Saved entries:
########

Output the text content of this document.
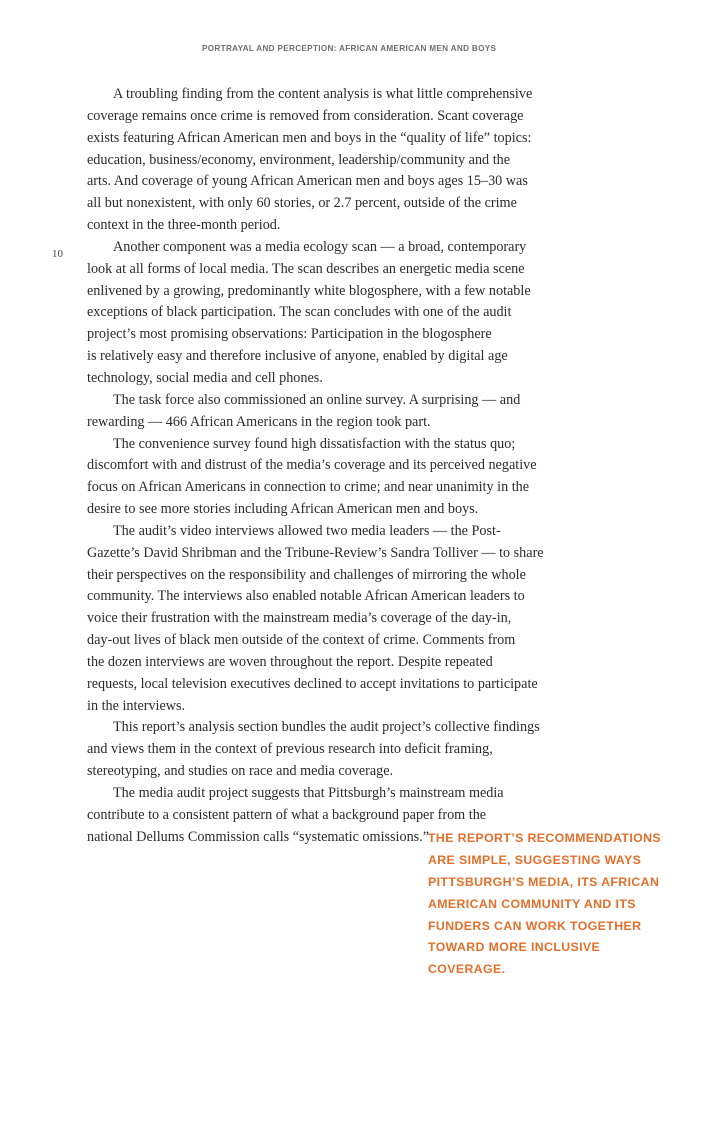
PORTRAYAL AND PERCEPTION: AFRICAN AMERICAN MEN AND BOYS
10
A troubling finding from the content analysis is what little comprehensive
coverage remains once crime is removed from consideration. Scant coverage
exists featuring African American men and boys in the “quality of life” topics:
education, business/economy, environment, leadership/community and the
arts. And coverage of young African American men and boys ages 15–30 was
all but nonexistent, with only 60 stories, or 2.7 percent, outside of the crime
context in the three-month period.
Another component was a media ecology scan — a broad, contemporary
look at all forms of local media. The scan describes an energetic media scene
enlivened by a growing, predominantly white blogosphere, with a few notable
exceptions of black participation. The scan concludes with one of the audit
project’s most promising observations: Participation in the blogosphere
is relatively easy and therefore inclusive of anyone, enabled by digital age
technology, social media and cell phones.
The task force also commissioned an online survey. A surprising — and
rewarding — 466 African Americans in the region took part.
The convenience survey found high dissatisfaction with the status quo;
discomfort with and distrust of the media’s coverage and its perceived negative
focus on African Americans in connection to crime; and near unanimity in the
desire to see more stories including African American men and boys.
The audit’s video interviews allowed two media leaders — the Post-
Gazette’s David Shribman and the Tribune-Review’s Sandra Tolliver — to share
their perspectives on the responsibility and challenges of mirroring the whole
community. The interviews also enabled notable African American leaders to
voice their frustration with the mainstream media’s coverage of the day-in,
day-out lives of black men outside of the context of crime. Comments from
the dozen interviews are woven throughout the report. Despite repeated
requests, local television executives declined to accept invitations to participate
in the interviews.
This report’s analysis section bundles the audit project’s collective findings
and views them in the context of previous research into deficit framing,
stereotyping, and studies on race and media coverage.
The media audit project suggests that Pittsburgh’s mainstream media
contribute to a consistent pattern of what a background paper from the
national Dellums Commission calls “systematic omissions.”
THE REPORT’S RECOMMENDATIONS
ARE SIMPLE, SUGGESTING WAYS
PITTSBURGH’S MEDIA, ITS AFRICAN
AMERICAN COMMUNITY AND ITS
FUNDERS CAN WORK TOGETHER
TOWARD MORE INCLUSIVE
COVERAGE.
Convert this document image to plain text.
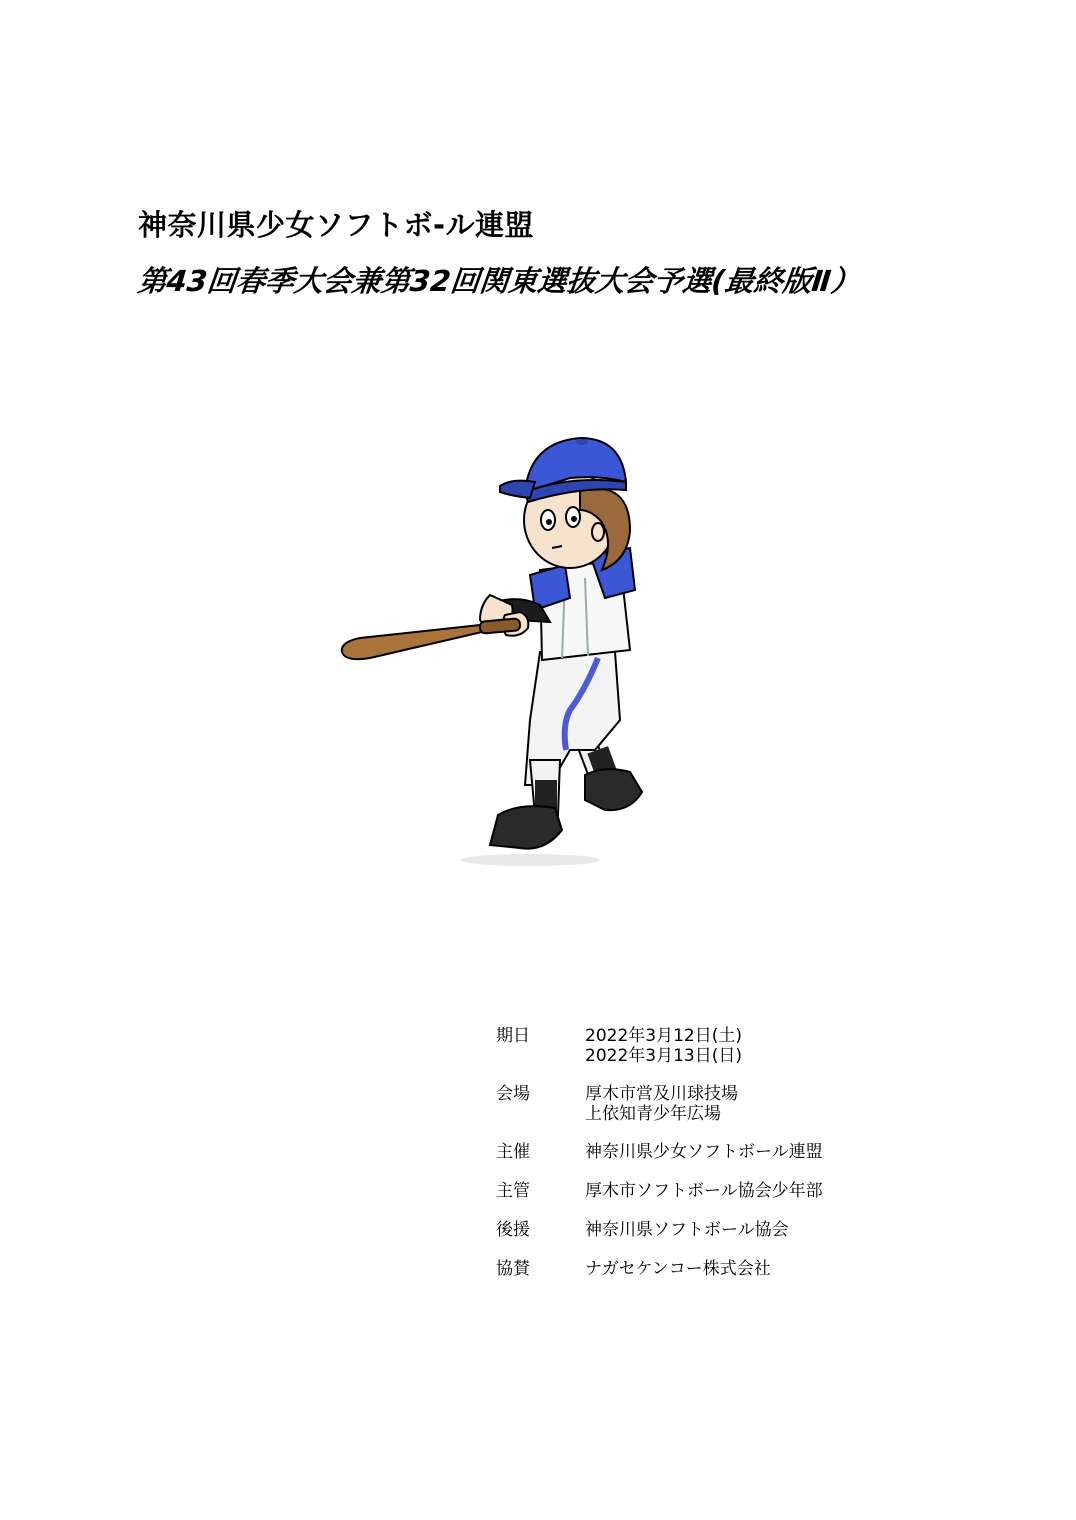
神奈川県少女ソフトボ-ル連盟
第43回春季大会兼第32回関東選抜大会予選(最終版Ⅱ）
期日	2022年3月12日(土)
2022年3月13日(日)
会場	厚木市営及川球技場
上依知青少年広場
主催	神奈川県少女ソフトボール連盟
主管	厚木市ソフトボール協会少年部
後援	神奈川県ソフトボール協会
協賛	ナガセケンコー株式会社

########

**Written task:**
Starting at the line that holds "Convert this document image to plain text.", copy each line exactly through the end of the listing, both ends included. Leave the pictures out.

**Answer for this exercise:**
Convert this document image to plain text.
神奈川県少女ソフトボ-ル連盟
第43回春季大会兼第32回関東選抜大会予選(最終版Ⅱ）
期日	2022年3月12日(土)
2022年3月13日(日)
会場	厚木市営及川球技場
上依知青少年広場
主催	神奈川県少女ソフトボール連盟
主管	厚木市ソフトボール協会少年部
後援	神奈川県ソフトボール協会
協賛	ナガセケンコー株式会社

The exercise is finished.